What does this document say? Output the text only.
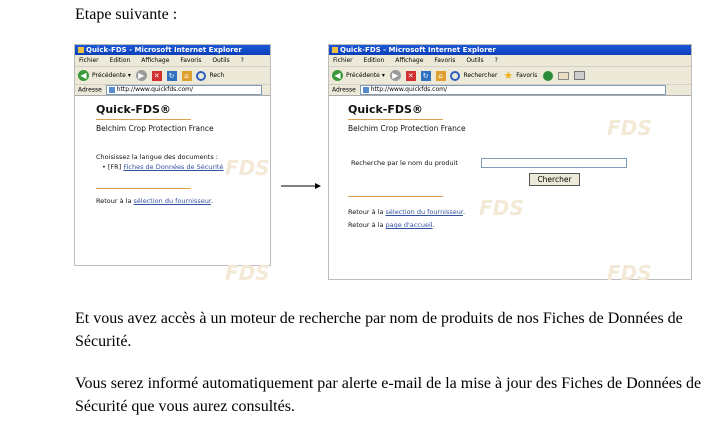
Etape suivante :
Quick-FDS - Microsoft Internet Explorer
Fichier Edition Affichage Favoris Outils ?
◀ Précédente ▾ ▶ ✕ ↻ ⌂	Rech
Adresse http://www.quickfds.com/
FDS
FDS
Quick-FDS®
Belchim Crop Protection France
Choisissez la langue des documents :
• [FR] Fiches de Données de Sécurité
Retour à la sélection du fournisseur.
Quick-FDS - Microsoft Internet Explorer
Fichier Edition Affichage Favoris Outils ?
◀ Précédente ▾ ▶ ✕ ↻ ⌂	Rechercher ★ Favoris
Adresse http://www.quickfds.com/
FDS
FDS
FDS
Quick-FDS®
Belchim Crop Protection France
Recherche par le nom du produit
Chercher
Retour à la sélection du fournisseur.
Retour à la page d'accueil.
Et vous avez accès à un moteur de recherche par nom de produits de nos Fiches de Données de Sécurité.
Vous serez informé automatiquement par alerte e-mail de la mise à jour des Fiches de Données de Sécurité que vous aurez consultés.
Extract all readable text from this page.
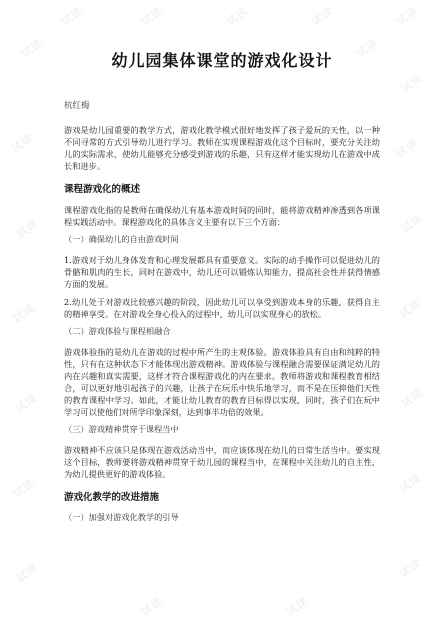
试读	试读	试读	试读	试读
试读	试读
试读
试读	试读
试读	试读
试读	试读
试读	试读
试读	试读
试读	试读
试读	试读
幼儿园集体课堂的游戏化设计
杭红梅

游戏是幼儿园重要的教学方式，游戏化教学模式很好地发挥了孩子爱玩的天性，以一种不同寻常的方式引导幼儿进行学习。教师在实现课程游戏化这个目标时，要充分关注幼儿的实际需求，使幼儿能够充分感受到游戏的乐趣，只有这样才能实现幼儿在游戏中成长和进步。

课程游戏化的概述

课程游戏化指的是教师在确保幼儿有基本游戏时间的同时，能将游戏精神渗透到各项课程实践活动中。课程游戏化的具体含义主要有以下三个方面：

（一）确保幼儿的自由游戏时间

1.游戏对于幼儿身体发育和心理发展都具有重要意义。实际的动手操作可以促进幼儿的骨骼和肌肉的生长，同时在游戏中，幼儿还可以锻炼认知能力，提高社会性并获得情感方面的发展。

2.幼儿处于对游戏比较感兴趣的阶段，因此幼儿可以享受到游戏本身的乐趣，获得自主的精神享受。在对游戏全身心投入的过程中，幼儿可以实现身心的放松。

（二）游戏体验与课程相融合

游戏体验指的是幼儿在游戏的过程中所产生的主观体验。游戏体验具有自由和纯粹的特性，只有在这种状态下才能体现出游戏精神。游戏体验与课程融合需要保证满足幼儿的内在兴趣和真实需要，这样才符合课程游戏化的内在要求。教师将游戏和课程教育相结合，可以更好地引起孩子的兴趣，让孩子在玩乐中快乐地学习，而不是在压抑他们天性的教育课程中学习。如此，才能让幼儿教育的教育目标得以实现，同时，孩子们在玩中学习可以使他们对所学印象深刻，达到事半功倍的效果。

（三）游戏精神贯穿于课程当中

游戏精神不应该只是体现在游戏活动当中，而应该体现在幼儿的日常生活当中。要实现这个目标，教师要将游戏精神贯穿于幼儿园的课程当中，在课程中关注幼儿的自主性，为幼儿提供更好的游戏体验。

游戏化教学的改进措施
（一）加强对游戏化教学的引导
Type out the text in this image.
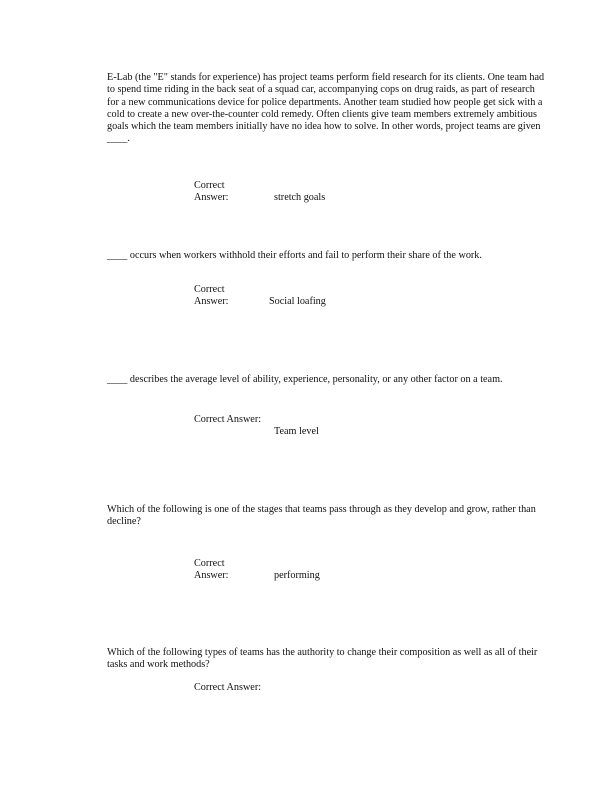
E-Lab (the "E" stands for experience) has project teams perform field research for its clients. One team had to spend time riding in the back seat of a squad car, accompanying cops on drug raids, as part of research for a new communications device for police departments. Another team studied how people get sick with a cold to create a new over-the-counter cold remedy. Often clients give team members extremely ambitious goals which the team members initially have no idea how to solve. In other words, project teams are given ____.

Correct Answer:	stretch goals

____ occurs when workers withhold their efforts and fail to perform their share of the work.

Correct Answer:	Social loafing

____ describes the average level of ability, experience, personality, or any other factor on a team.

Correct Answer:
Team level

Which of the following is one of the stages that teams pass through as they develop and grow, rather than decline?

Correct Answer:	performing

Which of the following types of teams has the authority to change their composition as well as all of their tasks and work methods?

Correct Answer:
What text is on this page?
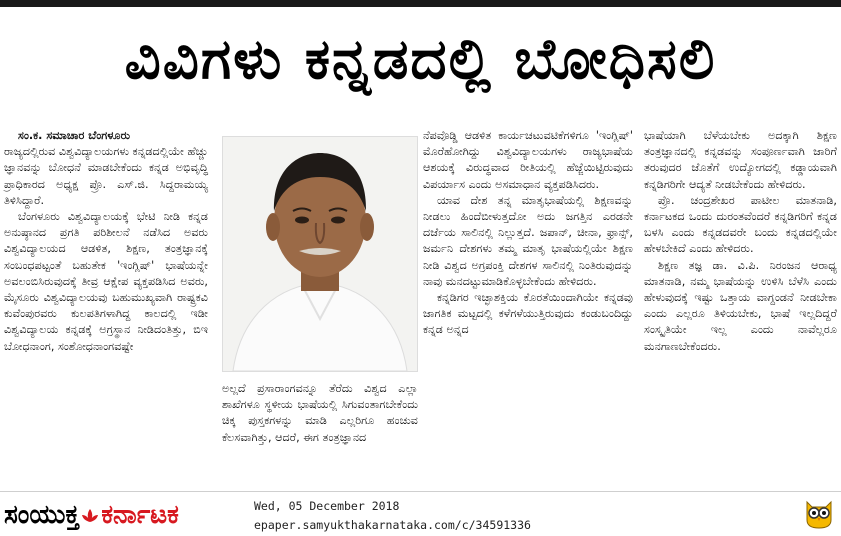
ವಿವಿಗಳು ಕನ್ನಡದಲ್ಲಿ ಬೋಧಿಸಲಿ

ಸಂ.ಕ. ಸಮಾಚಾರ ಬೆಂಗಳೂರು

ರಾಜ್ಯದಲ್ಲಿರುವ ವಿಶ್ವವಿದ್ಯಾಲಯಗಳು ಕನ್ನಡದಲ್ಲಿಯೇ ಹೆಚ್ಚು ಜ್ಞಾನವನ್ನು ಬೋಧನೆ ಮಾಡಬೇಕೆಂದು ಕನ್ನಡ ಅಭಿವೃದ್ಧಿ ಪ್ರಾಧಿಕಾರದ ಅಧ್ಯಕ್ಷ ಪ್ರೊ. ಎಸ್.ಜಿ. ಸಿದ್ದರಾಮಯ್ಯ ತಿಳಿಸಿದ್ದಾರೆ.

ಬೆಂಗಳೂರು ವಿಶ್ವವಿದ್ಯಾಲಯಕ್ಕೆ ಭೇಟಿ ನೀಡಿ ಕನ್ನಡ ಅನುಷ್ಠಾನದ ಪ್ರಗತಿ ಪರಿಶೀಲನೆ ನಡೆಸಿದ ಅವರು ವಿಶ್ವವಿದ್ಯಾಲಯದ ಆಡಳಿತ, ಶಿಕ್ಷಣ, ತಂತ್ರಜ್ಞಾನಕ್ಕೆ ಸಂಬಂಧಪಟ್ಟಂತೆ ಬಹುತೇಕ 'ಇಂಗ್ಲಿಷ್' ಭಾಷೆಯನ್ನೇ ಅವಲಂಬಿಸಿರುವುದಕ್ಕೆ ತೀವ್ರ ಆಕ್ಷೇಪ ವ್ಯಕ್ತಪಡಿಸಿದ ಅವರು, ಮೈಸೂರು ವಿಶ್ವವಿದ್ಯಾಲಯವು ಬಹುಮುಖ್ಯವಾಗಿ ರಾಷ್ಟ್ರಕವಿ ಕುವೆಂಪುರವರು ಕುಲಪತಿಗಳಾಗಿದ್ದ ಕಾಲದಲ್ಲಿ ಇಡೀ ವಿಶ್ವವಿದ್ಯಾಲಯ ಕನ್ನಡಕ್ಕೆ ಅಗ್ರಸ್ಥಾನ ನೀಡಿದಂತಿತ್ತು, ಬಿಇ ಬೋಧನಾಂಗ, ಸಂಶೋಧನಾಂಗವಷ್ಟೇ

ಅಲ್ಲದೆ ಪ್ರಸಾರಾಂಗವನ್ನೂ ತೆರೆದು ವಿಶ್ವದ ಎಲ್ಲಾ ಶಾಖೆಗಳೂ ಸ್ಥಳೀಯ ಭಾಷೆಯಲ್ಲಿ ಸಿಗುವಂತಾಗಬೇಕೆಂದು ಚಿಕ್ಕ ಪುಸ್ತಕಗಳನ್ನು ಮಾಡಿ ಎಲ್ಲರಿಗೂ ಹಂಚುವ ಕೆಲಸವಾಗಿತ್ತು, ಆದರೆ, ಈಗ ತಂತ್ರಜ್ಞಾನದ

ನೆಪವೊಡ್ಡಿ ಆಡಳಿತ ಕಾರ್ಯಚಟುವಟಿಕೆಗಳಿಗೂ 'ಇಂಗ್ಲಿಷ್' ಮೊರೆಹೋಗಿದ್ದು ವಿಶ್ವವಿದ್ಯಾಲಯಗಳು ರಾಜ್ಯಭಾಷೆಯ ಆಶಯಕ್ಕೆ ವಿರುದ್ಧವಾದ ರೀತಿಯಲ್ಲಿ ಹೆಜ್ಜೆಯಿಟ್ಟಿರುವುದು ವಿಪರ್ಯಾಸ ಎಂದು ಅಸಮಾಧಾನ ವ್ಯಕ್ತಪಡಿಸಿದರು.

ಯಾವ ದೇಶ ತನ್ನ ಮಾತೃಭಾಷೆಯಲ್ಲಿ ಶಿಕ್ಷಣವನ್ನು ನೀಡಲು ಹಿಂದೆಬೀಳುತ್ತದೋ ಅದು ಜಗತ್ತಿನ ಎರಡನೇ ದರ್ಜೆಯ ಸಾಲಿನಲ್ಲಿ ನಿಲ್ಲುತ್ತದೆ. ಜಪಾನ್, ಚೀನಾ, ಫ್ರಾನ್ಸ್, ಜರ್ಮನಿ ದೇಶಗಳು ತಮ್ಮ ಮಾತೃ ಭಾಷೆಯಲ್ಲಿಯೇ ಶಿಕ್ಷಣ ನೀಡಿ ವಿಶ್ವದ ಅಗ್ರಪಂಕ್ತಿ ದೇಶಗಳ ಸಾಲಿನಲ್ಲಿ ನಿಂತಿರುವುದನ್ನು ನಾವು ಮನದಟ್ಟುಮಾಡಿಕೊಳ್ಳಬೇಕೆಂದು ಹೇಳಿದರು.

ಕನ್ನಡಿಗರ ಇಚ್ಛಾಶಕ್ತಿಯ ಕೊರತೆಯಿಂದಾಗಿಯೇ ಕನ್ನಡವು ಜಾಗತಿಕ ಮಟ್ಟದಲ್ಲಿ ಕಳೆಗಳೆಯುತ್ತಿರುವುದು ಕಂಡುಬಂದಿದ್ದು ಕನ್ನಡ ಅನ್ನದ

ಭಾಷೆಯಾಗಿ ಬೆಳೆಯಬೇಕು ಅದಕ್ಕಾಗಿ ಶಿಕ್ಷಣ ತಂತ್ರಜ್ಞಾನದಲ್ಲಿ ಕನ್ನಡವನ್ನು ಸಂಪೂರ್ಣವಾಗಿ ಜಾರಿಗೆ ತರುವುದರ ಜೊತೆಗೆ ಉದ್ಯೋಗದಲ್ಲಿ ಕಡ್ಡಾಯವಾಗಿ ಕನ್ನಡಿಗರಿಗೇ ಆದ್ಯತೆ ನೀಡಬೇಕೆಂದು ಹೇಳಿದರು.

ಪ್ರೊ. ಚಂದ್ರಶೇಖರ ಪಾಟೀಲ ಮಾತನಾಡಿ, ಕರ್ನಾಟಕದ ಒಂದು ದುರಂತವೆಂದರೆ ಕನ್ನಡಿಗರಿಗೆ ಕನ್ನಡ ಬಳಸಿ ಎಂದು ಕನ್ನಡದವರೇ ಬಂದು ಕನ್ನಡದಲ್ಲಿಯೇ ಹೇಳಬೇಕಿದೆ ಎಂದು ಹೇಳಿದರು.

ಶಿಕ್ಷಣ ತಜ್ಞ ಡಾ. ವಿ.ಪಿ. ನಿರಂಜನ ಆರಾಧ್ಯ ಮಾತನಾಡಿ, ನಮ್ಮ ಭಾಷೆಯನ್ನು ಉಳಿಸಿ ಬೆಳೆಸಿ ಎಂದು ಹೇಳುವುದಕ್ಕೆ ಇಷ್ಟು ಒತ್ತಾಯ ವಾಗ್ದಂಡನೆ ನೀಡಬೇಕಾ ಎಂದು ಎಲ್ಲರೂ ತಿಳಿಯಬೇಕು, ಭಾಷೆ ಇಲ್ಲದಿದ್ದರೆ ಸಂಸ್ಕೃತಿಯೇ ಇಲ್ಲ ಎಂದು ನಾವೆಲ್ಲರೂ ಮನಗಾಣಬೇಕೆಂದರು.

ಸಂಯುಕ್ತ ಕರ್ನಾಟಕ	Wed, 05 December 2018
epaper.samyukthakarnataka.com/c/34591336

+ + +

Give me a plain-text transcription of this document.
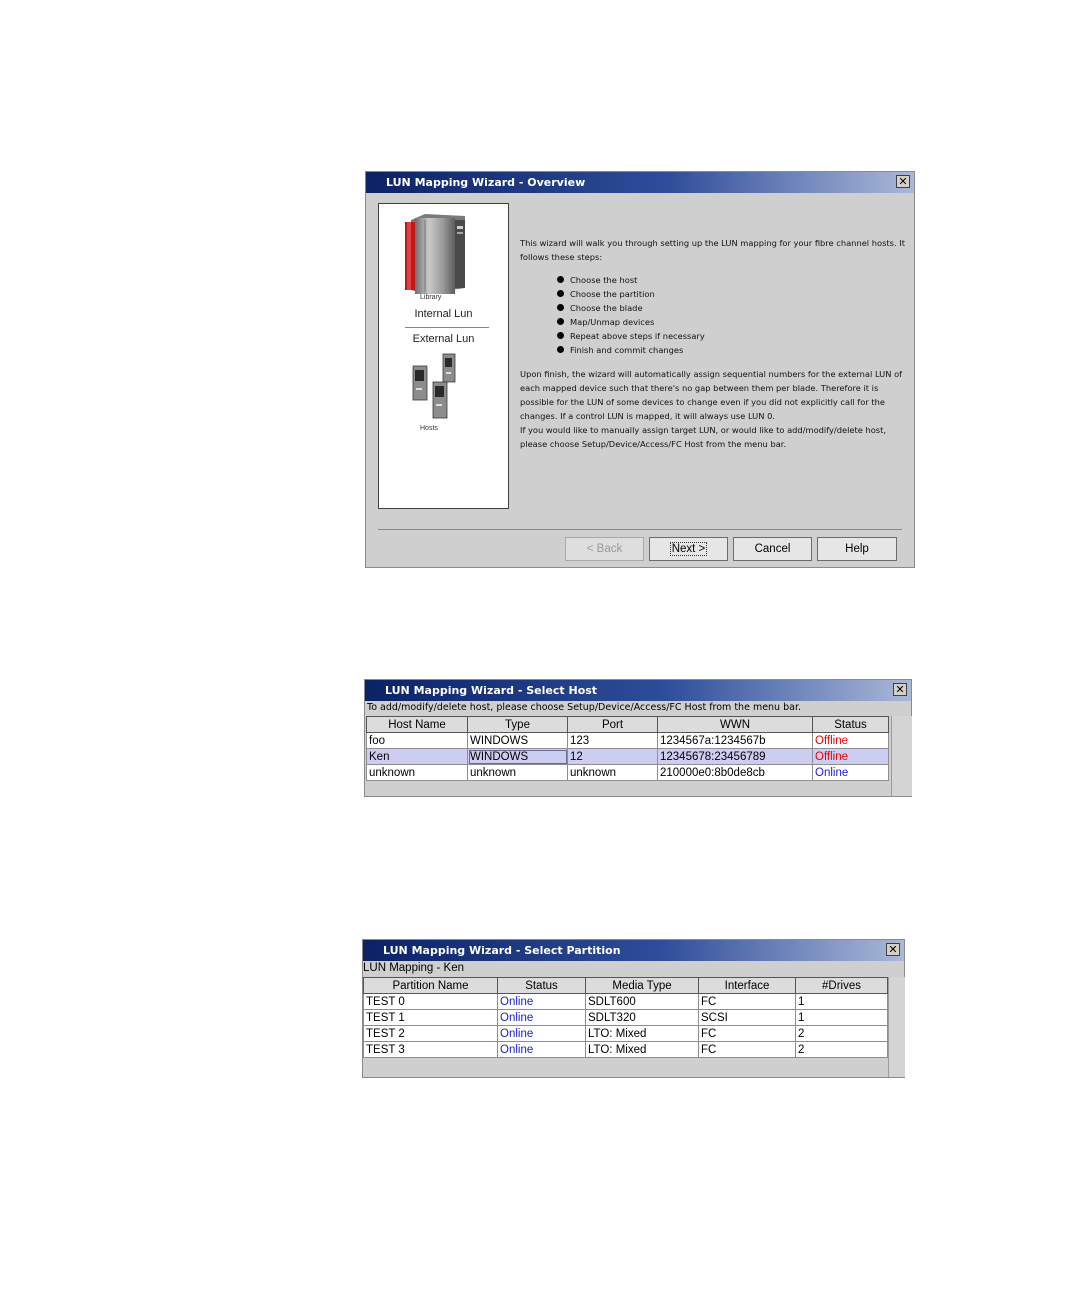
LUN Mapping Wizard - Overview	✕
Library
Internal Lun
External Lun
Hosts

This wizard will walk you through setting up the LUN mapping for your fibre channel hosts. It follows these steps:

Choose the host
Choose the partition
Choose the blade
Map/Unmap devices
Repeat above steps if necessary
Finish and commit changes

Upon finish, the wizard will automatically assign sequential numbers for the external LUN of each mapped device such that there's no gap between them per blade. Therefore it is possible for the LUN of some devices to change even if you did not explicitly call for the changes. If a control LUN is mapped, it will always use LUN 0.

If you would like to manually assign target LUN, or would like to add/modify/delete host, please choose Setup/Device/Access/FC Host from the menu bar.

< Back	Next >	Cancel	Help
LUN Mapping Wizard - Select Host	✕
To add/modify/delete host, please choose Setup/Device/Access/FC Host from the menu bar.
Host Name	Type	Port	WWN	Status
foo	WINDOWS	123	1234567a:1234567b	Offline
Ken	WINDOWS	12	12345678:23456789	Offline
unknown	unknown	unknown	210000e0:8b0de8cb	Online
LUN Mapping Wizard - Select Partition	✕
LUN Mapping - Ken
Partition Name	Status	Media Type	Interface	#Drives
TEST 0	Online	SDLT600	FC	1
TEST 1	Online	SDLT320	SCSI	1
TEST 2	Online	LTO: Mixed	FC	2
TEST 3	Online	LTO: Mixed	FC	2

+ + +

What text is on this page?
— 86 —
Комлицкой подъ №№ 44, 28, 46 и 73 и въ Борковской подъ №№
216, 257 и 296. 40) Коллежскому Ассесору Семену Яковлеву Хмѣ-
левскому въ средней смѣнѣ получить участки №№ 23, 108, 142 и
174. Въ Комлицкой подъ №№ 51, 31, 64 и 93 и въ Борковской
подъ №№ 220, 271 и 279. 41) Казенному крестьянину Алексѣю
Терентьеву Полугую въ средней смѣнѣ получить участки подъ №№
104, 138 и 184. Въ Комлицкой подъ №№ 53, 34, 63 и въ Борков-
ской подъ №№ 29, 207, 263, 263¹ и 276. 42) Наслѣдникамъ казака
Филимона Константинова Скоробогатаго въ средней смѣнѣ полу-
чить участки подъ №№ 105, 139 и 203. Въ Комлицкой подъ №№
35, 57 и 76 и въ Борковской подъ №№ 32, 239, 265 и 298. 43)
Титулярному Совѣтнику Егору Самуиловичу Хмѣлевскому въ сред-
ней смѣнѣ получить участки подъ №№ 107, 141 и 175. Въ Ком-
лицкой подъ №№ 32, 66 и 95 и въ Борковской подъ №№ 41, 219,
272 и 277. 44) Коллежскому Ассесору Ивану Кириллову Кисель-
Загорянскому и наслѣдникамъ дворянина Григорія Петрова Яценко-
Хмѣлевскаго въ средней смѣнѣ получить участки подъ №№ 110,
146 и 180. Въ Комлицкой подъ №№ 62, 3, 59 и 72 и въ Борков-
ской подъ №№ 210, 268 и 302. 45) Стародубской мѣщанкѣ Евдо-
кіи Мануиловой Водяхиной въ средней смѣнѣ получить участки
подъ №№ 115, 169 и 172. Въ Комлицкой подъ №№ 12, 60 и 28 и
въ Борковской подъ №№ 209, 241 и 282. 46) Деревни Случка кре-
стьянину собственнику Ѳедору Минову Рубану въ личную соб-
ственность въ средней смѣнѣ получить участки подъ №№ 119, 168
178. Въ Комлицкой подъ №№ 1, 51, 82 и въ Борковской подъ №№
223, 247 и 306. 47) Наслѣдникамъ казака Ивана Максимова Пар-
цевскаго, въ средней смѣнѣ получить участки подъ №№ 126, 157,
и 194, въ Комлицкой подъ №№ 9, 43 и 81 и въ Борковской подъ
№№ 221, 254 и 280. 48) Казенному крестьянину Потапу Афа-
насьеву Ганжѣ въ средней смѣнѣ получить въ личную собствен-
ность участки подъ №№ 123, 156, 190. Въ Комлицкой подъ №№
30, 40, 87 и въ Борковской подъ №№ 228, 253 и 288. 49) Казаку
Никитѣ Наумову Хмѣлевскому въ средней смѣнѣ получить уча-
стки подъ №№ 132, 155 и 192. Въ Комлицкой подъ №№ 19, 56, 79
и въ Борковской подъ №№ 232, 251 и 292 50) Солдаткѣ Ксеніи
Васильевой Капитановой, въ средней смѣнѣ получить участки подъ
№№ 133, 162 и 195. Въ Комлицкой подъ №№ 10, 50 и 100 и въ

+ + +

- **Exercise**
Identify each line holding the string "Name", and copy it out.

- **The reply**
Host Name	Type	Port	WWN	Status
Partition Name	Status	Media Type	Interface	#Drives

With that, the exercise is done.